■ WHAT YOU NEED TO DO: Each entry below should be echoed exactly, with pictures omitted.

** START DATASET EXTRACT **

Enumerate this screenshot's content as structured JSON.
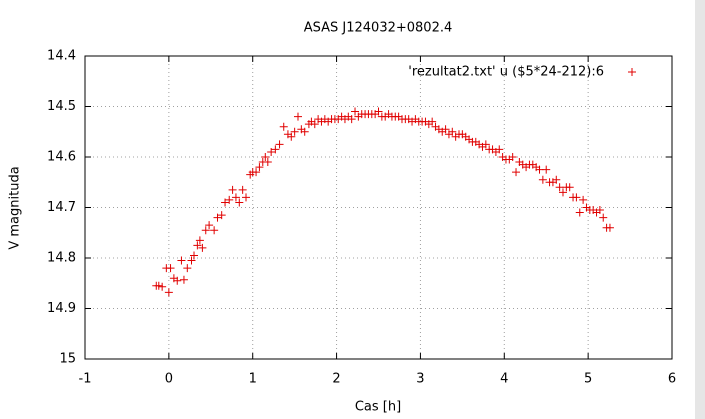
{
  "chart_data": {
    "type": "scatter",
    "title": "ASAS J124032+0802.4",
    "x_label": "Cas [h]",
    "y_label": "V magnituda",
    "xlim": [
      -1,
      6
    ],
    "xticks": [
      -1,
      0,
      1,
      2,
      3,
      4,
      5,
      6
    ],
    "ylim": [
      15,
      14.4
    ],
    "yticks": [
      14.4,
      14.5,
      14.6,
      14.7,
      14.8,
      14.9,
      15
    ],
    "grid": true,
    "legend": "top-right",
    "series": [
      {
        "name": "'rezultat2.txt' u ($5*24-212):6",
        "color": "#e00000",
        "x": [
          -0.15,
          -0.12,
          -0.08,
          -0.03,
          0.0,
          0.02,
          0.06,
          0.1,
          0.15,
          0.18,
          0.22,
          0.27,
          0.3,
          0.34,
          0.37,
          0.4,
          0.44,
          0.48,
          0.54,
          0.58,
          0.63,
          0.67,
          0.72,
          0.76,
          0.8,
          0.84,
          0.88,
          0.92,
          0.97,
          1.0,
          1.04,
          1.08,
          1.12,
          1.15,
          1.18,
          1.22,
          1.27,
          1.32,
          1.37,
          1.42,
          1.46,
          1.5,
          1.54,
          1.58,
          1.62,
          1.67,
          1.7,
          1.74,
          1.78,
          1.82,
          1.86,
          1.9,
          1.94,
          1.98,
          2.02,
          2.06,
          2.1,
          2.14,
          2.18,
          2.22,
          2.26,
          2.3,
          2.34,
          2.38,
          2.42,
          2.46,
          2.5,
          2.54,
          2.58,
          2.62,
          2.66,
          2.7,
          2.74,
          2.78,
          2.82,
          2.86,
          2.9,
          2.94,
          2.98,
          3.02,
          3.06,
          3.1,
          3.14,
          3.18,
          3.22,
          3.26,
          3.3,
          3.34,
          3.38,
          3.42,
          3.46,
          3.5,
          3.54,
          3.58,
          3.62,
          3.66,
          3.7,
          3.74,
          3.78,
          3.82,
          3.86,
          3.9,
          3.94,
          3.98,
          4.02,
          4.06,
          4.1,
          4.14,
          4.18,
          4.22,
          4.26,
          4.3,
          4.34,
          4.38,
          4.42,
          4.46,
          4.5,
          4.54,
          4.58,
          4.62,
          4.66,
          4.7,
          4.74,
          4.78,
          4.82,
          4.86,
          4.9,
          4.94,
          4.98,
          5.02,
          5.06,
          5.1,
          5.14,
          5.18,
          5.22,
          5.26
        ],
        "values": [
          14.855,
          14.855,
          14.857,
          14.82,
          14.868,
          14.82,
          14.84,
          14.845,
          14.805,
          14.843,
          14.82,
          14.805,
          14.795,
          14.775,
          14.765,
          14.78,
          14.745,
          14.735,
          14.745,
          14.72,
          14.715,
          14.69,
          14.685,
          14.665,
          14.68,
          14.69,
          14.665,
          14.68,
          14.635,
          14.63,
          14.63,
          14.62,
          14.61,
          14.6,
          14.61,
          14.59,
          14.585,
          14.575,
          14.54,
          14.555,
          14.56,
          14.55,
          14.52,
          14.545,
          14.55,
          14.535,
          14.53,
          14.535,
          14.525,
          14.53,
          14.525,
          14.53,
          14.525,
          14.525,
          14.525,
          14.52,
          14.525,
          14.52,
          14.525,
          14.51,
          14.52,
          14.515,
          14.515,
          14.515,
          14.515,
          14.515,
          14.51,
          14.52,
          14.52,
          14.515,
          14.52,
          14.52,
          14.52,
          14.525,
          14.525,
          14.525,
          14.53,
          14.525,
          14.53,
          14.53,
          14.53,
          14.535,
          14.53,
          14.54,
          14.545,
          14.55,
          14.545,
          14.555,
          14.55,
          14.56,
          14.555,
          14.555,
          14.56,
          14.565,
          14.57,
          14.57,
          14.575,
          14.58,
          14.575,
          14.585,
          14.585,
          14.59,
          14.585,
          14.6,
          14.605,
          14.605,
          14.6,
          14.63,
          14.61,
          14.615,
          14.62,
          14.615,
          14.615,
          14.62,
          14.625,
          14.645,
          14.625,
          14.65,
          14.65,
          14.645,
          14.66,
          14.67,
          14.66,
          14.66,
          14.68,
          14.68,
          14.71,
          14.685,
          14.7,
          14.705,
          14.705,
          14.71,
          14.705,
          14.72,
          14.74,
          14.74
        ]
      }
    ]
  }
}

** END DATASET EXTRACT **

■ TASK SOLUTION:
Enumerate this screenshot's content as structured JSON.
{
  "chart_data": {
    "type": "scatter",
    "title": "ASAS J124032+0802.4",
    "x_label": "Cas [h]",
    "y_label": "V magnituda",
    "xlim": [
      -1,
      6
    ],
    "xticks": [
      -1,
      0,
      1,
      2,
      3,
      4,
      5,
      6
    ],
    "ylim": [
      15,
      14.4
    ],
    "yticks": [
      14.4,
      14.5,
      14.6,
      14.7,
      14.8,
      14.9,
      15
    ],
    "grid": true,
    "legend": "top-right",
    "series": [
      {
        "name": "'rezultat2.txt' u ($5*24-212):6",
        "color": "#e00000",
        "x": [
          -0.15,
          -0.12,
          -0.08,
          -0.03,
          0.0,
          0.02,
          0.06,
          0.1,
          0.15,
          0.18,
          0.22,
          0.27,
          0.3,
          0.34,
          0.37,
          0.4,
          0.44,
          0.48,
          0.54,
          0.58,
          0.63,
          0.67,
          0.72,
          0.76,
          0.8,
          0.84,
          0.88,
          0.92,
          0.97,
          1.0,
          1.04,
          1.08,
          1.12,
          1.15,
          1.18,
          1.22,
          1.27,
          1.32,
          1.37,
          1.42,
          1.46,
          1.5,
          1.54,
          1.58,
          1.62,
          1.67,
          1.7,
          1.74,
          1.78,
          1.82,
          1.86,
          1.9,
          1.94,
          1.98,
          2.02,
          2.06,
          2.1,
          2.14,
          2.18,
          2.22,
          2.26,
          2.3,
          2.34,
          2.38,
          2.42,
          2.46,
          2.5,
          2.54,
          2.58,
          2.62,
          2.66,
          2.7,
          2.74,
          2.78,
          2.82,
          2.86,
          2.9,
          2.94,
          2.98,
          3.02,
          3.06,
          3.1,
          3.14,
          3.18,
          3.22,
          3.26,
          3.3,
          3.34,
          3.38,
          3.42,
          3.46,
          3.5,
          3.54,
          3.58,
          3.62,
          3.66,
          3.7,
          3.74,
          3.78,
          3.82,
          3.86,
          3.9,
          3.94,
          3.98,
          4.02,
          4.06,
          4.1,
          4.14,
          4.18,
          4.22,
          4.26,
          4.3,
          4.34,
          4.38,
          4.42,
          4.46,
          4.5,
          4.54,
          4.58,
          4.62,
          4.66,
          4.7,
          4.74,
          4.78,
          4.82,
          4.86,
          4.9,
          4.94,
          4.98,
          5.02,
          5.06,
          5.1,
          5.14,
          5.18,
          5.22,
          5.26
        ],
        "values": [
          14.855,
          14.855,
          14.857,
          14.82,
          14.868,
          14.82,
          14.84,
          14.845,
          14.805,
          14.843,
          14.82,
          14.805,
          14.795,
          14.775,
          14.765,
          14.78,
          14.745,
          14.735,
          14.745,
          14.72,
          14.715,
          14.69,
          14.685,
          14.665,
          14.68,
          14.69,
          14.665,
          14.68,
          14.635,
          14.63,
          14.63,
          14.62,
          14.61,
          14.6,
          14.61,
          14.59,
          14.585,
          14.575,
          14.54,
          14.555,
          14.56,
          14.55,
          14.52,
          14.545,
          14.55,
          14.535,
          14.53,
          14.535,
          14.525,
          14.53,
          14.525,
          14.53,
          14.525,
          14.525,
          14.525,
          14.52,
          14.525,
          14.52,
          14.525,
          14.51,
          14.52,
          14.515,
          14.515,
          14.515,
          14.515,
          14.515,
          14.51,
          14.52,
          14.52,
          14.515,
          14.52,
          14.52,
          14.52,
          14.525,
          14.525,
          14.525,
          14.53,
          14.525,
          14.53,
          14.53,
          14.53,
          14.535,
          14.53,
          14.54,
          14.545,
          14.55,
          14.545,
          14.555,
          14.55,
          14.56,
          14.555,
          14.555,
          14.56,
          14.565,
          14.57,
          14.57,
          14.575,
          14.58,
          14.575,
          14.585,
          14.585,
          14.59,
          14.585,
          14.6,
          14.605,
          14.605,
          14.6,
          14.63,
          14.61,
          14.615,
          14.62,
          14.615,
          14.615,
          14.62,
          14.625,
          14.645,
          14.625,
          14.65,
          14.65,
          14.645,
          14.66,
          14.67,
          14.66,
          14.66,
          14.68,
          14.68,
          14.71,
          14.685,
          14.7,
          14.705,
          14.705,
          14.71,
          14.705,
          14.72,
          14.74,
          14.74
        ]
      }
    ]
  }
}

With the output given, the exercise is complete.